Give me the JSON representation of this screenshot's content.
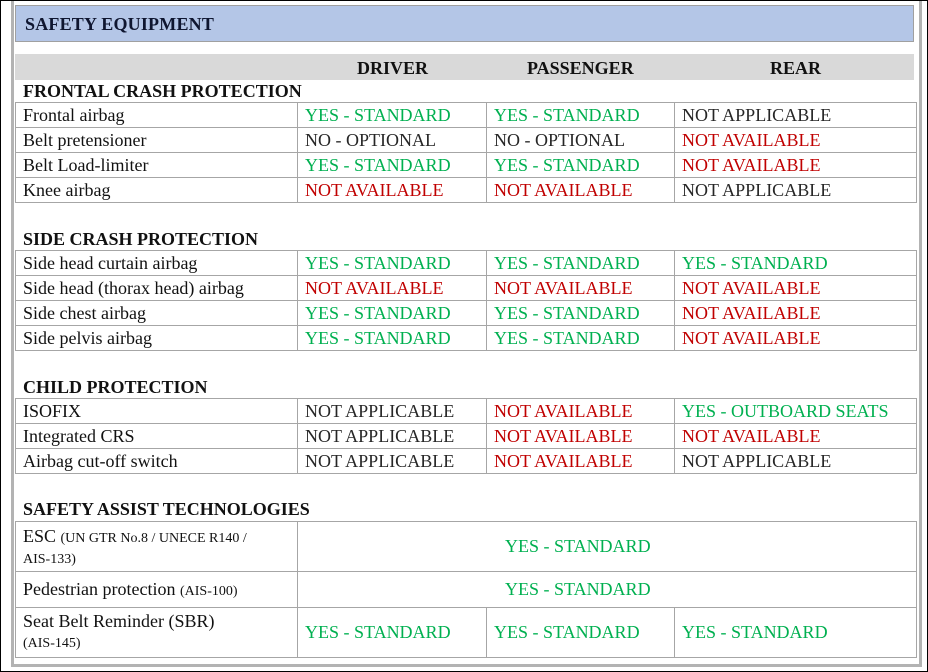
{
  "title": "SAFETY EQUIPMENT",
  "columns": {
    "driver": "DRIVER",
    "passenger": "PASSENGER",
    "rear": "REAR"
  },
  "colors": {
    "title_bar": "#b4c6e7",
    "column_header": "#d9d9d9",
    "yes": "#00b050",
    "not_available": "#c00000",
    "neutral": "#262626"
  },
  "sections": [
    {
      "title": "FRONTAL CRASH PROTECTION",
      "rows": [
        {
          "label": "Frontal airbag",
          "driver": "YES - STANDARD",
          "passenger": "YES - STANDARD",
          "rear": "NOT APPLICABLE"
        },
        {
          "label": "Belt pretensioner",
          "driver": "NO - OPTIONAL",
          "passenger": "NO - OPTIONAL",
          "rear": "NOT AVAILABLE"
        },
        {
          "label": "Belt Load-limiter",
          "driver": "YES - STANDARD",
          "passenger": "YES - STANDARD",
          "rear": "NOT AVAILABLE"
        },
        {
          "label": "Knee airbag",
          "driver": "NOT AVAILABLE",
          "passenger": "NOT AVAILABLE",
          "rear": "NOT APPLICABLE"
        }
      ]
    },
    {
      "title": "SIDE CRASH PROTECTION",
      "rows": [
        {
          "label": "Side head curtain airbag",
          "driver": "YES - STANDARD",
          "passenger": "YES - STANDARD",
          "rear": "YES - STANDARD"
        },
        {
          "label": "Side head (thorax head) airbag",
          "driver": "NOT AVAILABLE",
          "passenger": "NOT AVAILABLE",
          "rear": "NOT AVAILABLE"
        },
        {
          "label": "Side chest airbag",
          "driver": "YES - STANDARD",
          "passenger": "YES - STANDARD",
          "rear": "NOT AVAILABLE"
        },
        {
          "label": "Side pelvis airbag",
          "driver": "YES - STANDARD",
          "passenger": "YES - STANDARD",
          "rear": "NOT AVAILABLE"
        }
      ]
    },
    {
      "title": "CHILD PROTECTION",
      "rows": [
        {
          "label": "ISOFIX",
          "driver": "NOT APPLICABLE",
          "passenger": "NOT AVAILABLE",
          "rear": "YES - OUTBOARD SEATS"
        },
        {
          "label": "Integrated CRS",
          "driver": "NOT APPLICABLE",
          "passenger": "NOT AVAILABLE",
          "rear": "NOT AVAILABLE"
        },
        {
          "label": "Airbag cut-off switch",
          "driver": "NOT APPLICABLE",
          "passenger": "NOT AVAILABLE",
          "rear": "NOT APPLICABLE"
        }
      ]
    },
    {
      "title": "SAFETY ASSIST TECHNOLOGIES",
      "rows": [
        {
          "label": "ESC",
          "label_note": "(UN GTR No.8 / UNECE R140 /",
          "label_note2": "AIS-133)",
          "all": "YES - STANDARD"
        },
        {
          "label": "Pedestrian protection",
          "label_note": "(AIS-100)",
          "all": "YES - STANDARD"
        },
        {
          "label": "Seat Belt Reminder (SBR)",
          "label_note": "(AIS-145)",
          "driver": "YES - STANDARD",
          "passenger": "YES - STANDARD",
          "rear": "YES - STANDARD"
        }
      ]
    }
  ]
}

• [Given request]
List every line above that holds the word "Belt".

• [Task response]
          "label": "Belt pretensioner",
          "label": "Belt Load-limiter",
          "label": "Seat Belt Reminder (SBR)",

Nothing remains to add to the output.